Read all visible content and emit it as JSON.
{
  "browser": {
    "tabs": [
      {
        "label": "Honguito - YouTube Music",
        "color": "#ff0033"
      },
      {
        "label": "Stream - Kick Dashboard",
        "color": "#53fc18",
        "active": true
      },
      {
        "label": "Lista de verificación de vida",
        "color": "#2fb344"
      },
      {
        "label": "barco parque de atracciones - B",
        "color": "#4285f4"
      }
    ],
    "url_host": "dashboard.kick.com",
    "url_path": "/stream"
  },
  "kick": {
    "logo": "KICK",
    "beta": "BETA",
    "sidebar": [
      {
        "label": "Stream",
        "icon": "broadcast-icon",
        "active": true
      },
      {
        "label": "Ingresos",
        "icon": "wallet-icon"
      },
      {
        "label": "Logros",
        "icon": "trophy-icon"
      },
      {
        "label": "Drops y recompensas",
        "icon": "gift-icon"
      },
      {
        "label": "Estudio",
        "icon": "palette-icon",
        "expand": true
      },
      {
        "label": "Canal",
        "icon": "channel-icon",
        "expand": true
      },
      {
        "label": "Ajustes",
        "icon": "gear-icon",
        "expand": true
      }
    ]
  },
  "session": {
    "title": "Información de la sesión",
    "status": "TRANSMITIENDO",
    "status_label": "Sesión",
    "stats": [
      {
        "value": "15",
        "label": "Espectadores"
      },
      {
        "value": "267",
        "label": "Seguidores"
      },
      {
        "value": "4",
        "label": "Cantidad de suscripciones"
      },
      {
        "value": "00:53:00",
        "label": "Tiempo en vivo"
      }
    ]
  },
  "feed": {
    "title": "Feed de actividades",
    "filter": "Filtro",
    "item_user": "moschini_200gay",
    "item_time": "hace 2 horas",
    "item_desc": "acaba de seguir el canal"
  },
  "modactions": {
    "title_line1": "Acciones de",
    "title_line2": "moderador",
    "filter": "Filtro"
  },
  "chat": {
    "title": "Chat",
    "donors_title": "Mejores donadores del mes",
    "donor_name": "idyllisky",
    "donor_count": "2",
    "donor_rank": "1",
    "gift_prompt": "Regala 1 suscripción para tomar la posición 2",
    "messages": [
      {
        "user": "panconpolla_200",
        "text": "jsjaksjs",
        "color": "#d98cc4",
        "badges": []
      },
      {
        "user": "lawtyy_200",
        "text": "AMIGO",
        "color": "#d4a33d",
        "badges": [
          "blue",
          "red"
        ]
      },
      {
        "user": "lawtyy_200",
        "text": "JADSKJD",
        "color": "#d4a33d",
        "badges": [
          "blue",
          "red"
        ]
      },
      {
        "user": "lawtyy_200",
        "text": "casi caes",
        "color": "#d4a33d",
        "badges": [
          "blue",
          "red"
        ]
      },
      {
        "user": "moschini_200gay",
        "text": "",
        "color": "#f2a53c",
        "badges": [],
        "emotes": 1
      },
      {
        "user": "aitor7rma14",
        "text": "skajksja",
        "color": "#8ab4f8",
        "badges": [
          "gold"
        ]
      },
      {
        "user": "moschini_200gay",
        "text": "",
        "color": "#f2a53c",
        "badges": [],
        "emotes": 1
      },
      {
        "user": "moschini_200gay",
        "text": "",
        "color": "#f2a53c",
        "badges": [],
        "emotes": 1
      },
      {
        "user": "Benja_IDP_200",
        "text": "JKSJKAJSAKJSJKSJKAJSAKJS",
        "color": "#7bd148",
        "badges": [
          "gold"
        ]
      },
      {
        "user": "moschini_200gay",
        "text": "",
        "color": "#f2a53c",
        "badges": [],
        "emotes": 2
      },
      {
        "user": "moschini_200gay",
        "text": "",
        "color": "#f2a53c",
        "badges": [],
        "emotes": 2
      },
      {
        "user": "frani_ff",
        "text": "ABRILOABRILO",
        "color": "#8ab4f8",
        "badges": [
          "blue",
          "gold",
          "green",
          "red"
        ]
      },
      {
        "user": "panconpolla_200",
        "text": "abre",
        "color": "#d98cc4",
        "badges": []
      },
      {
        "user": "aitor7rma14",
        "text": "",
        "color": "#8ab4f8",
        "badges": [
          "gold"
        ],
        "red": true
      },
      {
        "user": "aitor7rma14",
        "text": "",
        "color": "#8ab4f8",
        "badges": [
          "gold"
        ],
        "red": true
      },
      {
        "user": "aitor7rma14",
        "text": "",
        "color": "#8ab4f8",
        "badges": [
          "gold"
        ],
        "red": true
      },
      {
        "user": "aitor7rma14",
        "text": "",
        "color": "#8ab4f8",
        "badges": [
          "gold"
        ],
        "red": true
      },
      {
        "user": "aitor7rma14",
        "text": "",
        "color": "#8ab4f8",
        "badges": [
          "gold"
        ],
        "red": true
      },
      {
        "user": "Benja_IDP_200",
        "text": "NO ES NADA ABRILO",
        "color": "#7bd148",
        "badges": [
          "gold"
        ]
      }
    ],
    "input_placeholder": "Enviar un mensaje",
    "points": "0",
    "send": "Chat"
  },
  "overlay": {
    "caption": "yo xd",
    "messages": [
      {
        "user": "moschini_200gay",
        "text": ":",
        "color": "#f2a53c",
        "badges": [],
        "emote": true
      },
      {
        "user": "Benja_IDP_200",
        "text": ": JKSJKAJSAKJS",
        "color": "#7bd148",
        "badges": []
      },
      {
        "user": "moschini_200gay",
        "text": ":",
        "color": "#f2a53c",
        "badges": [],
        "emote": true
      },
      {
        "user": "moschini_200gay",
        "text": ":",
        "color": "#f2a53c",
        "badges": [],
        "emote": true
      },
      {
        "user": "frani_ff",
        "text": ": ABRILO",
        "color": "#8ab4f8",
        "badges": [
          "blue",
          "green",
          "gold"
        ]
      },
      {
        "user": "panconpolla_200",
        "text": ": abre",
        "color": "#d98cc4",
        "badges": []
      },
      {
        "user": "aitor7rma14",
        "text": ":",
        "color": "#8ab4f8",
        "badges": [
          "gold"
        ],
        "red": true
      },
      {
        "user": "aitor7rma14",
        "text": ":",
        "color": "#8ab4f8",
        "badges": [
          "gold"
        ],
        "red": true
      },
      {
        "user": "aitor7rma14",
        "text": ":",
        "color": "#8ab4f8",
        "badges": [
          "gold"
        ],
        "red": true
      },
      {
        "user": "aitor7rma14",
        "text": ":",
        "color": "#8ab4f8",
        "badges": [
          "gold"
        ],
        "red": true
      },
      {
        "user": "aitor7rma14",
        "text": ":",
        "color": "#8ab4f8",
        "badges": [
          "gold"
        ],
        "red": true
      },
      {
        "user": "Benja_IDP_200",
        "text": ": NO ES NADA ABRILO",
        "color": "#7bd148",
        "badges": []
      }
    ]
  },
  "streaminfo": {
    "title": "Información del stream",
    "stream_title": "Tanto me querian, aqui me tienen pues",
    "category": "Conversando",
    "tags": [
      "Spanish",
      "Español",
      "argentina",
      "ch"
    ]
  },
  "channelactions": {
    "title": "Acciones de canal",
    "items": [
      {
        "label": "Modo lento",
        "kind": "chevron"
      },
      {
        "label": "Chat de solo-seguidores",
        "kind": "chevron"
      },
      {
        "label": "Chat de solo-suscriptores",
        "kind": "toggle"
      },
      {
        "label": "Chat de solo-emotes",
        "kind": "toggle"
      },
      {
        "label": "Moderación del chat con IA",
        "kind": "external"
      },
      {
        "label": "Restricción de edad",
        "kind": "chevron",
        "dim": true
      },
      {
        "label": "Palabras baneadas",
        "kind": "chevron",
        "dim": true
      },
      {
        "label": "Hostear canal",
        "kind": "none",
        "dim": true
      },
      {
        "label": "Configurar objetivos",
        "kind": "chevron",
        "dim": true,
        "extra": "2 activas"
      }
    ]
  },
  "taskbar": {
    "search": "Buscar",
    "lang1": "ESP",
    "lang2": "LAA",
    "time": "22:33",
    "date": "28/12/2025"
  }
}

SET TASK:
What is the number of lines that hold the string "icon"? Give it alone.

OUTPUT OF THE TASK:
7